** START OF RECORD LIST **

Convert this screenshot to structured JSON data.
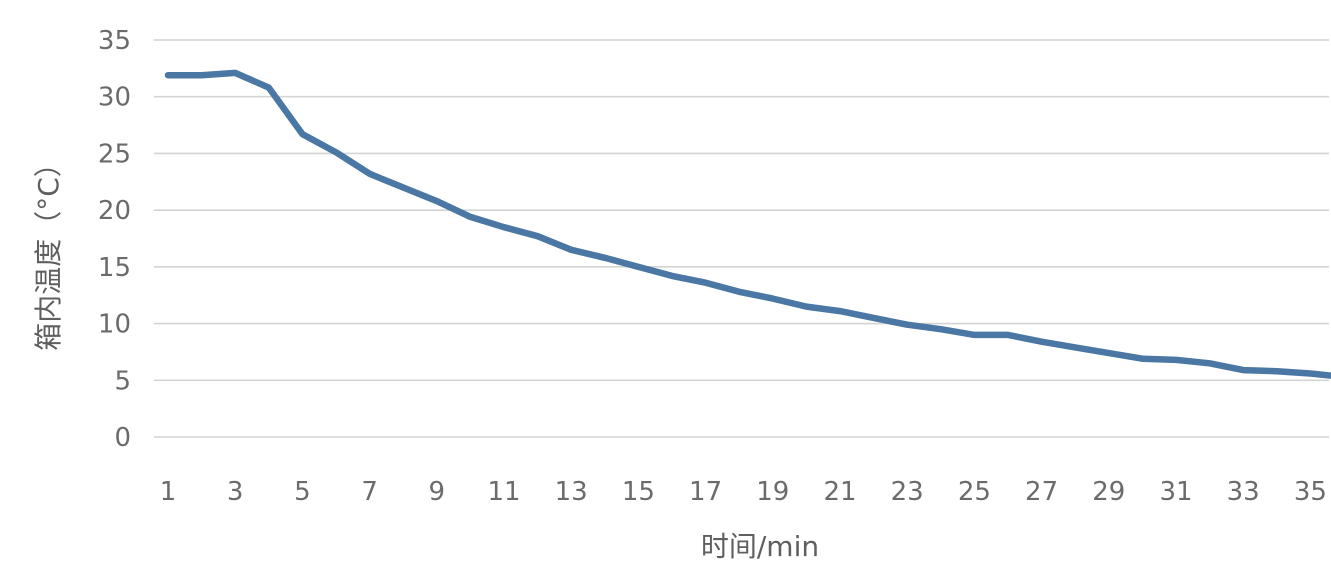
{
  "chart_data": {
    "type": "line",
    "title": "",
    "xlabel": "时间/min",
    "ylabel": "箱内温度（°C）",
    "x_tick_labels": [
      "1",
      "3",
      "5",
      "7",
      "9",
      "11",
      "13",
      "15",
      "17",
      "19",
      "21",
      "23",
      "25",
      "27",
      "29",
      "31",
      "33",
      "35"
    ],
    "y_tick_labels": [
      "0",
      "5",
      "10",
      "15",
      "20",
      "25",
      "30",
      "35"
    ],
    "xlim": [
      1,
      36
    ],
    "ylim": [
      0,
      35
    ],
    "grid": true,
    "legend": "none",
    "colors": {
      "series": "#4a77a3",
      "grid": "#d4d4d4",
      "text": "#6b6b6b"
    },
    "series": [
      {
        "x": [
          1,
          2,
          3,
          4,
          5,
          6,
          7,
          8,
          9,
          10,
          11,
          12,
          13,
          14,
          15,
          16,
          17,
          18,
          19,
          20,
          21,
          22,
          23,
          24,
          25,
          26,
          27,
          28,
          29,
          30,
          31,
          32,
          33,
          34,
          35,
          36
        ],
        "values": [
          31.9,
          31.9,
          32.1,
          30.8,
          26.7,
          25.1,
          23.2,
          22.0,
          20.8,
          19.4,
          18.5,
          17.7,
          16.5,
          15.8,
          15.0,
          14.2,
          13.6,
          12.8,
          12.2,
          11.5,
          11.1,
          10.5,
          9.9,
          9.5,
          9.0,
          9.0,
          8.4,
          7.9,
          7.4,
          6.9,
          6.8,
          6.5,
          5.9,
          5.8,
          5.6,
          5.3
        ]
      }
    ]
  }
}
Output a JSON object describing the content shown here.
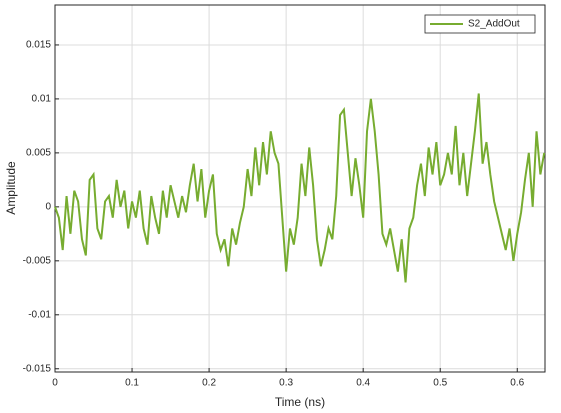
{
  "chart_data": {
    "type": "line",
    "xlabel": "Time (ns)",
    "ylabel": "Amplitude",
    "x": [
      0,
      0.005,
      0.01,
      0.015,
      0.02,
      0.025,
      0.03,
      0.035,
      0.04,
      0.045,
      0.05,
      0.055,
      0.06,
      0.065,
      0.07,
      0.075,
      0.08,
      0.085,
      0.09,
      0.095,
      0.1,
      0.105,
      0.11,
      0.115,
      0.12,
      0.125,
      0.13,
      0.135,
      0.14,
      0.145,
      0.15,
      0.155,
      0.16,
      0.165,
      0.17,
      0.175,
      0.18,
      0.185,
      0.19,
      0.195,
      0.2,
      0.205,
      0.21,
      0.215,
      0.22,
      0.225,
      0.23,
      0.235,
      0.24,
      0.245,
      0.25,
      0.255,
      0.26,
      0.265,
      0.27,
      0.275,
      0.28,
      0.285,
      0.29,
      0.295,
      0.3,
      0.305,
      0.31,
      0.315,
      0.32,
      0.325,
      0.33,
      0.335,
      0.34,
      0.345,
      0.35,
      0.355,
      0.36,
      0.365,
      0.37,
      0.375,
      0.38,
      0.385,
      0.39,
      0.395,
      0.4,
      0.405,
      0.41,
      0.415,
      0.42,
      0.425,
      0.43,
      0.435,
      0.44,
      0.445,
      0.45,
      0.455,
      0.46,
      0.465,
      0.47,
      0.475,
      0.48,
      0.485,
      0.49,
      0.495,
      0.5,
      0.505,
      0.51,
      0.515,
      0.52,
      0.525,
      0.53,
      0.535,
      0.54,
      0.545,
      0.55,
      0.555,
      0.56,
      0.565,
      0.57,
      0.575,
      0.58,
      0.585,
      0.59,
      0.595,
      0.6,
      0.605,
      0.61,
      0.615,
      0.62,
      0.625,
      0.63,
      0.635
    ],
    "series": [
      {
        "name": "S2_AddOut",
        "color": "#77ac30",
        "values": [
          0,
          -0.001,
          -0.004,
          0.001,
          -0.0025,
          0.0015,
          0.0005,
          -0.003,
          -0.0045,
          0.0025,
          0.003,
          -0.002,
          -0.003,
          0.0005,
          0.001,
          -0.001,
          0.0025,
          0,
          0.0015,
          -0.002,
          0.0005,
          -0.001,
          0.0015,
          -0.002,
          -0.0035,
          0.001,
          -0.001,
          -0.0025,
          0.0015,
          -0.001,
          0.002,
          0.0005,
          -0.001,
          0.001,
          -0.0005,
          0.002,
          0.004,
          0.0005,
          0.0035,
          -0.001,
          0.0015,
          0.003,
          -0.0025,
          -0.004,
          -0.003,
          -0.0055,
          -0.002,
          -0.0035,
          -0.0015,
          0,
          0.0035,
          0.001,
          0.0055,
          0.002,
          0.006,
          0.003,
          0.007,
          0.005,
          0.004,
          -0.001,
          -0.006,
          -0.002,
          -0.0035,
          -0.001,
          0.004,
          0.001,
          0.0055,
          0.002,
          -0.003,
          -0.0055,
          -0.004,
          -0.002,
          -0.003,
          0.001,
          0.0085,
          0.009,
          0.005,
          0.001,
          0.0045,
          0.002,
          -0.001,
          0.007,
          0.01,
          0.007,
          0.003,
          -0.0025,
          -0.0035,
          -0.002,
          -0.004,
          -0.006,
          -0.003,
          -0.007,
          -0.002,
          -0.001,
          0.002,
          0.004,
          0.001,
          0.0055,
          0.003,
          0.006,
          0.002,
          0.003,
          0.005,
          0.003,
          0.0075,
          0.002,
          0.005,
          0.001,
          0.004,
          0.007,
          0.0105,
          0.004,
          0.006,
          0.003,
          0.0005,
          -0.001,
          -0.0025,
          -0.004,
          -0.002,
          -0.005,
          -0.0025,
          -0.0005,
          0.0025,
          0.005,
          0,
          0.007,
          0.003,
          0.005
        ]
      }
    ],
    "xlim": [
      0,
      0.636
    ],
    "ylim": [
      -0.0153,
      0.0187
    ],
    "xticks": [
      0,
      0.1,
      0.2,
      0.3,
      0.4,
      0.5,
      0.6
    ],
    "yticks": [
      -0.015,
      -0.01,
      -0.005,
      0,
      0.005,
      0.01,
      0.015
    ],
    "grid": true,
    "legend": "upper right"
  }
}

** END OF RECORD LIST **

#### DESCRIPTION OF THE TASK
Would you set down the listing exactly, omitting pictures?

#### FINAL RESULT
Convert this screenshot to structured JSON data.
{
  "chart_data": {
    "type": "line",
    "title": "",
    "xlabel": "时间/min",
    "ylabel": "箱内温度（°C）",
    "x_tick_labels": [
      "1",
      "3",
      "5",
      "7",
      "9",
      "11",
      "13",
      "15",
      "17",
      "19",
      "21",
      "23",
      "25",
      "27",
      "29",
      "31",
      "33",
      "35"
    ],
    "y_tick_labels": [
      "0",
      "5",
      "10",
      "15",
      "20",
      "25",
      "30",
      "35"
    ],
    "xlim": [
      1,
      36
    ],
    "ylim": [
      0,
      35
    ],
    "grid": true,
    "legend": "none",
    "colors": {
      "series": "#4a77a3",
      "grid": "#d4d4d4",
      "text": "#6b6b6b"
    },
    "series": [
      {
        "x": [
          1,
          2,
          3,
          4,
          5,
          6,
          7,
          8,
          9,
          10,
          11,
          12,
          13,
          14,
          15,
          16,
          17,
          18,
          19,
          20,
          21,
          22,
          23,
          24,
          25,
          26,
          27,
          28,
          29,
          30,
          31,
          32,
          33,
          34,
          35,
          36
        ],
        "values": [
          31.9,
          31.9,
          32.1,
          30.8,
          26.7,
          25.1,
          23.2,
          22.0,
          20.8,
          19.4,
          18.5,
          17.7,
          16.5,
          15.8,
          15.0,
          14.2,
          13.6,
          12.8,
          12.2,
          11.5,
          11.1,
          10.5,
          9.9,
          9.5,
          9.0,
          9.0,
          8.4,
          7.9,
          7.4,
          6.9,
          6.8,
          6.5,
          5.9,
          5.8,
          5.6,
          5.3
        ]
      }
    ]
  }
}
Output a JSON object describing the content shown here.
{
  "chart_data": {
    "type": "line",
    "xlabel": "Time (ns)",
    "ylabel": "Amplitude",
    "x": [
      0,
      0.005,
      0.01,
      0.015,
      0.02,
      0.025,
      0.03,
      0.035,
      0.04,
      0.045,
      0.05,
      0.055,
      0.06,
      0.065,
      0.07,
      0.075,
      0.08,
      0.085,
      0.09,
      0.095,
      0.1,
      0.105,
      0.11,
      0.115,
      0.12,
      0.125,
      0.13,
      0.135,
      0.14,
      0.145,
      0.15,
      0.155,
      0.16,
      0.165,
      0.17,
      0.175,
      0.18,
      0.185,
      0.19,
      0.195,
      0.2,
      0.205,
      0.21,
      0.215,
      0.22,
      0.225,
      0.23,
      0.235,
      0.24,
      0.245,
      0.25,
      0.255,
      0.26,
      0.265,
      0.27,
      0.275,
      0.28,
      0.285,
      0.29,
      0.295,
      0.3,
      0.305,
      0.31,
      0.315,
      0.32,
      0.325,
      0.33,
      0.335,
      0.34,
      0.345,
      0.35,
      0.355,
      0.36,
      0.365,
      0.37,
      0.375,
      0.38,
      0.385,
      0.39,
      0.395,
      0.4,
      0.405,
      0.41,
      0.415,
      0.42,
      0.425,
      0.43,
      0.435,
      0.44,
      0.445,
      0.45,
      0.455,
      0.46,
      0.465,
      0.47,
      0.475,
      0.48,
      0.485,
      0.49,
      0.495,
      0.5,
      0.505,
      0.51,
      0.515,
      0.52,
      0.525,
      0.53,
      0.535,
      0.54,
      0.545,
      0.55,
      0.555,
      0.56,
      0.565,
      0.57,
      0.575,
      0.58,
      0.585,
      0.59,
      0.595,
      0.6,
      0.605,
      0.61,
      0.615,
      0.62,
      0.625,
      0.63,
      0.635
    ],
    "series": [
      {
        "name": "S2_AddOut",
        "color": "#77ac30",
        "values": [
          0,
          -0.001,
          -0.004,
          0.001,
          -0.0025,
          0.0015,
          0.0005,
          -0.003,
          -0.0045,
          0.0025,
          0.003,
          -0.002,
          -0.003,
          0.0005,
          0.001,
          -0.001,
          0.0025,
          0,
          0.0015,
          -0.002,
          0.0005,
          -0.001,
          0.0015,
          -0.002,
          -0.0035,
          0.001,
          -0.001,
          -0.0025,
          0.0015,
          -0.001,
          0.002,
          0.0005,
          -0.001,
          0.001,
          -0.0005,
          0.002,
          0.004,
          0.0005,
          0.0035,
          -0.001,
          0.0015,
          0.003,
          -0.0025,
          -0.004,
          -0.003,
          -0.0055,
          -0.002,
          -0.0035,
          -0.0015,
          0,
          0.0035,
          0.001,
          0.0055,
          0.002,
          0.006,
          0.003,
          0.007,
          0.005,
          0.004,
          -0.001,
          -0.006,
          -0.002,
          -0.0035,
          -0.001,
          0.004,
          0.001,
          0.0055,
          0.002,
          -0.003,
          -0.0055,
          -0.004,
          -0.002,
          -0.003,
          0.001,
          0.0085,
          0.009,
          0.005,
          0.001,
          0.0045,
          0.002,
          -0.001,
          0.007,
          0.01,
          0.007,
          0.003,
          -0.0025,
          -0.0035,
          -0.002,
          -0.004,
          -0.006,
          -0.003,
          -0.007,
          -0.002,
          -0.001,
          0.002,
          0.004,
          0.001,
          0.0055,
          0.003,
          0.006,
          0.002,
          0.003,
          0.005,
          0.003,
          0.0075,
          0.002,
          0.005,
          0.001,
          0.004,
          0.007,
          0.0105,
          0.004,
          0.006,
          0.003,
          0.0005,
          -0.001,
          -0.0025,
          -0.004,
          -0.002,
          -0.005,
          -0.0025,
          -0.0005,
          0.0025,
          0.005,
          0,
          0.007,
          0.003,
          0.005
        ]
      }
    ],
    "xlim": [
      0,
      0.636
    ],
    "ylim": [
      -0.0153,
      0.0187
    ],
    "xticks": [
      0,
      0.1,
      0.2,
      0.3,
      0.4,
      0.5,
      0.6
    ],
    "yticks": [
      -0.015,
      -0.01,
      -0.005,
      0,
      0.005,
      0.01,
      0.015
    ],
    "grid": true,
    "legend": "upper right"
  }
}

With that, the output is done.